▶ _WORK REQUIRED_:
Can you pull out each line of the data below that includes the word "baths"?

--- GIVEN DATA ---

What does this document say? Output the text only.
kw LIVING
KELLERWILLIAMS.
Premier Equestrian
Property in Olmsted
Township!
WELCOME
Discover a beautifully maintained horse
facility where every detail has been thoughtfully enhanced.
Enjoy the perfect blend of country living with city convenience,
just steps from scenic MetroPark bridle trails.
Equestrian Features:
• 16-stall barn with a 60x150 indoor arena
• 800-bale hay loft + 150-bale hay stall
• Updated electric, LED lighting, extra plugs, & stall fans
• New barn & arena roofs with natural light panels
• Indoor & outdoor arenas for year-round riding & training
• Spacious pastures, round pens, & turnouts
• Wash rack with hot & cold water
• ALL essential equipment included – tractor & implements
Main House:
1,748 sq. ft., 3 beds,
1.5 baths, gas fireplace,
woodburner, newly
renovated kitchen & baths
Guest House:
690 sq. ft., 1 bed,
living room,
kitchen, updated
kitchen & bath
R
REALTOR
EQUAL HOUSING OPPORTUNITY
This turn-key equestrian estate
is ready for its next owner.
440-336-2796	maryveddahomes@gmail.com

---

▶ _THE RESPONSE_:
1.5 baths, gas fireplace,
renovated kitchen & baths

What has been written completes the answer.